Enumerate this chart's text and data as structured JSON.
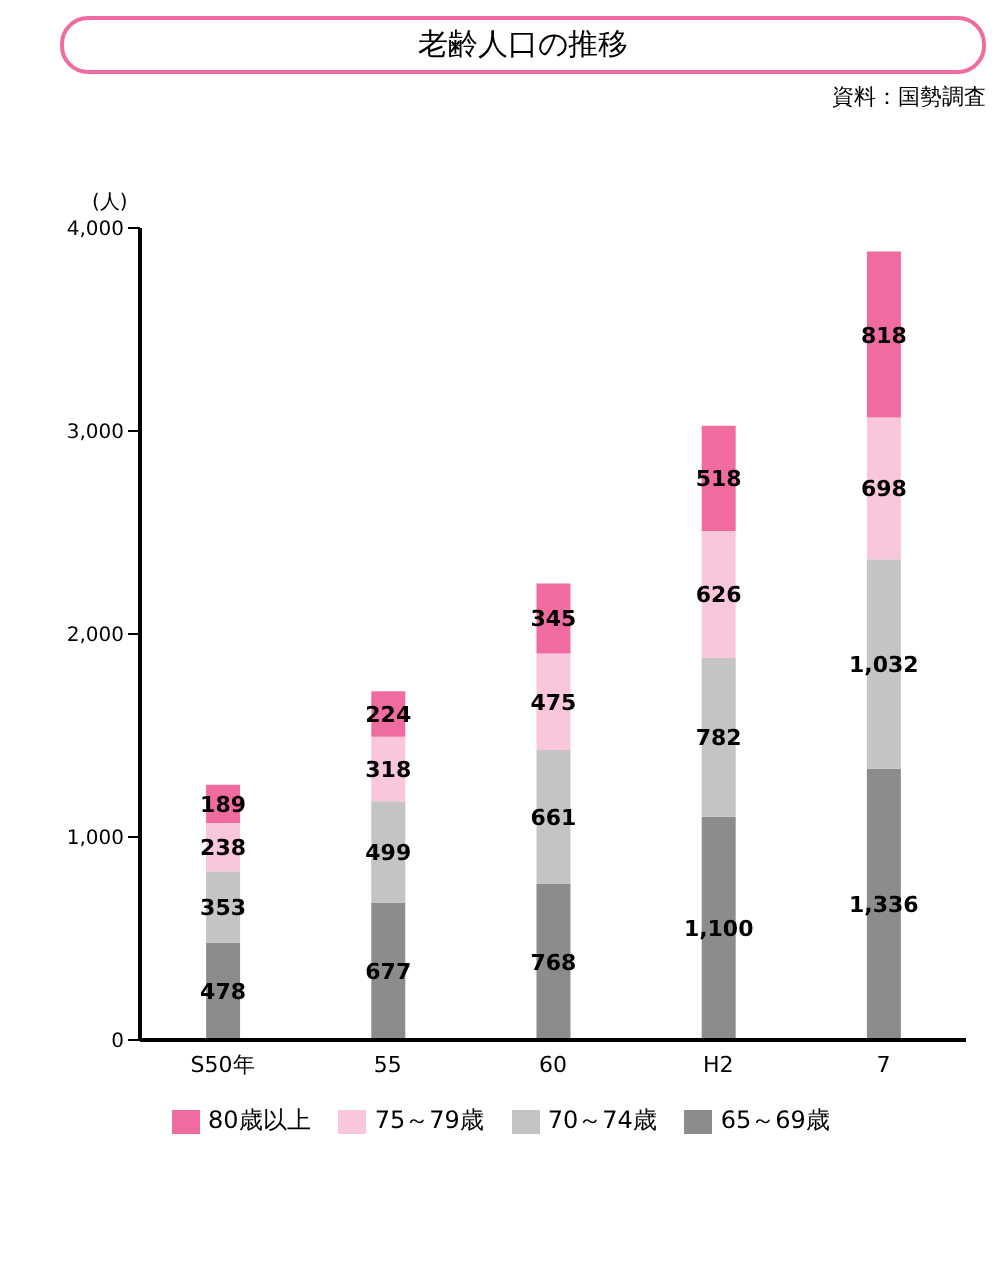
{
  "chart_data": {
    "type": "bar",
    "title": "老齢人口の推移",
    "ylabel": "(人)",
    "annotations": [
      "資料：国勢調査"
    ],
    "categories": [
      "S50年",
      "55",
      "60",
      "H2",
      "7"
    ],
    "stacked": true,
    "legend": "bottom",
    "ylim": [
      0,
      4000
    ],
    "yticks": [
      {
        "value": 0,
        "label": "0"
      },
      {
        "value": 1000,
        "label": "1,000"
      },
      {
        "value": 2000,
        "label": "2,000"
      },
      {
        "value": 3000,
        "label": "3,000"
      },
      {
        "value": 4000,
        "label": "4,000"
      }
    ],
    "series": [
      {
        "name": "65～69歳",
        "color": "#8c8c8c",
        "values": [
          478,
          677,
          768,
          1100,
          1336
        ],
        "value_labels": [
          "478",
          "677",
          "768",
          "1,100",
          "1,336"
        ]
      },
      {
        "name": "70～74歳",
        "color": "#c4c4c4",
        "values": [
          353,
          499,
          661,
          782,
          1032
        ],
        "value_labels": [
          "353",
          "499",
          "661",
          "782",
          "1,032"
        ]
      },
      {
        "name": "75～79歳",
        "color": "#f9c6dc",
        "values": [
          238,
          318,
          475,
          626,
          698
        ],
        "value_labels": [
          "238",
          "318",
          "475",
          "626",
          "698"
        ]
      },
      {
        "name": "80歳以上",
        "color": "#f06ca0",
        "values": [
          189,
          224,
          345,
          518,
          818
        ],
        "value_labels": [
          "189",
          "224",
          "345",
          "518",
          "818"
        ]
      }
    ]
  }
}
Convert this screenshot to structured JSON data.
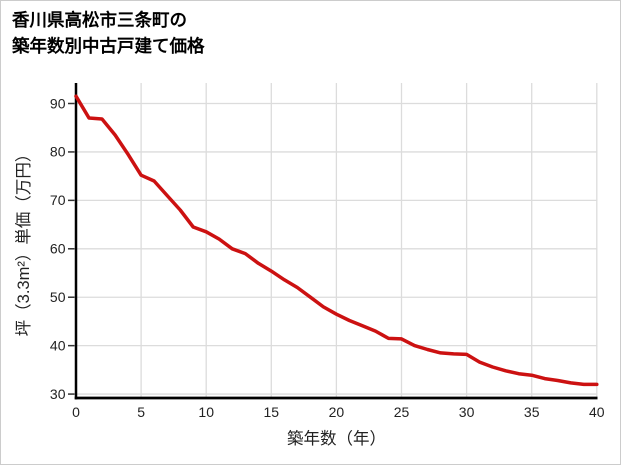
{
  "page": {
    "background": "#ffffff",
    "border_color": "#cccccc"
  },
  "header": {
    "title": "香川県高松市三条町の\n築年数別中古戸建て価格"
  },
  "chart_data": {
    "type": "line",
    "title": "香川県高松市三条町の築年数別中古戸建て価格",
    "xlabel": "築年数（年）",
    "ylabel": "坪（3.3m²）単価（万円）",
    "x": [
      0,
      1,
      2,
      3,
      4,
      5,
      6,
      7,
      8,
      9,
      10,
      11,
      12,
      13,
      14,
      15,
      16,
      17,
      18,
      19,
      20,
      21,
      22,
      23,
      24,
      25,
      26,
      27,
      28,
      29,
      30,
      31,
      32,
      33,
      34,
      35,
      36,
      37,
      38,
      39,
      40
    ],
    "values": [
      91.5,
      87,
      86.8,
      83.5,
      79.5,
      75.2,
      74,
      71,
      68,
      64.5,
      63.5,
      62,
      60,
      59,
      57,
      55.4,
      53.6,
      52,
      50,
      48,
      46.5,
      45.2,
      44.1,
      43,
      41.5,
      41.4,
      40,
      39.2,
      38.5,
      38.3,
      38.2,
      36.6,
      35.6,
      34.8,
      34.2,
      33.9,
      33.2,
      32.8,
      32.3,
      32,
      32
    ],
    "xlim": [
      0,
      40
    ],
    "ylim": [
      30,
      94
    ],
    "xticks": [
      0,
      5,
      10,
      15,
      20,
      25,
      30,
      35,
      40
    ],
    "yticks": [
      30,
      40,
      50,
      60,
      70,
      80,
      90
    ],
    "grid": true,
    "legend": "none",
    "line_color": "#cc1111",
    "line_width": 3.5,
    "axis_color": "#000000",
    "grid_color": "#dcdcdc",
    "tick_color": "#333333",
    "tick_label_color": "#222222",
    "axis_title_color": "#222222"
  }
}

================

*TASK INSTRUCTIONS*. Copy out the listing exactly as it stands, but not the pictures.

*EXERCISE OUTPUT*.
Enumerate this chart's text and data as structured JSON.
{
  "chart_data": {
    "type": "bar",
    "title": "老齢人口の推移",
    "ylabel": "(人)",
    "annotations": [
      "資料：国勢調査"
    ],
    "categories": [
      "S50年",
      "55",
      "60",
      "H2",
      "7"
    ],
    "stacked": true,
    "legend": "bottom",
    "ylim": [
      0,
      4000
    ],
    "yticks": [
      {
        "value": 0,
        "label": "0"
      },
      {
        "value": 1000,
        "label": "1,000"
      },
      {
        "value": 2000,
        "label": "2,000"
      },
      {
        "value": 3000,
        "label": "3,000"
      },
      {
        "value": 4000,
        "label": "4,000"
      }
    ],
    "series": [
      {
        "name": "65～69歳",
        "color": "#8c8c8c",
        "values": [
          478,
          677,
          768,
          1100,
          1336
        ],
        "value_labels": [
          "478",
          "677",
          "768",
          "1,100",
          "1,336"
        ]
      },
      {
        "name": "70～74歳",
        "color": "#c4c4c4",
        "values": [
          353,
          499,
          661,
          782,
          1032
        ],
        "value_labels": [
          "353",
          "499",
          "661",
          "782",
          "1,032"
        ]
      },
      {
        "name": "75～79歳",
        "color": "#f9c6dc",
        "values": [
          238,
          318,
          475,
          626,
          698
        ],
        "value_labels": [
          "238",
          "318",
          "475",
          "626",
          "698"
        ]
      },
      {
        "name": "80歳以上",
        "color": "#f06ca0",
        "values": [
          189,
          224,
          345,
          518,
          818
        ],
        "value_labels": [
          "189",
          "224",
          "345",
          "518",
          "818"
        ]
      }
    ]
  }
}
Convert this screenshot to structured JSON data.
{
  "page": {
    "background": "#ffffff",
    "border_color": "#cccccc"
  },
  "header": {
    "title": "香川県高松市三条町の\n築年数別中古戸建て価格"
  },
  "chart_data": {
    "type": "line",
    "title": "香川県高松市三条町の築年数別中古戸建て価格",
    "xlabel": "築年数（年）",
    "ylabel": "坪（3.3m²）単価（万円）",
    "x": [
      0,
      1,
      2,
      3,
      4,
      5,
      6,
      7,
      8,
      9,
      10,
      11,
      12,
      13,
      14,
      15,
      16,
      17,
      18,
      19,
      20,
      21,
      22,
      23,
      24,
      25,
      26,
      27,
      28,
      29,
      30,
      31,
      32,
      33,
      34,
      35,
      36,
      37,
      38,
      39,
      40
    ],
    "values": [
      91.5,
      87,
      86.8,
      83.5,
      79.5,
      75.2,
      74,
      71,
      68,
      64.5,
      63.5,
      62,
      60,
      59,
      57,
      55.4,
      53.6,
      52,
      50,
      48,
      46.5,
      45.2,
      44.1,
      43,
      41.5,
      41.4,
      40,
      39.2,
      38.5,
      38.3,
      38.2,
      36.6,
      35.6,
      34.8,
      34.2,
      33.9,
      33.2,
      32.8,
      32.3,
      32,
      32
    ],
    "xlim": [
      0,
      40
    ],
    "ylim": [
      30,
      94
    ],
    "xticks": [
      0,
      5,
      10,
      15,
      20,
      25,
      30,
      35,
      40
    ],
    "yticks": [
      30,
      40,
      50,
      60,
      70,
      80,
      90
    ],
    "grid": true,
    "legend": "none",
    "line_color": "#cc1111",
    "line_width": 3.5,
    "axis_color": "#000000",
    "grid_color": "#dcdcdc",
    "tick_color": "#333333",
    "tick_label_color": "#222222",
    "axis_title_color": "#222222"
  }
}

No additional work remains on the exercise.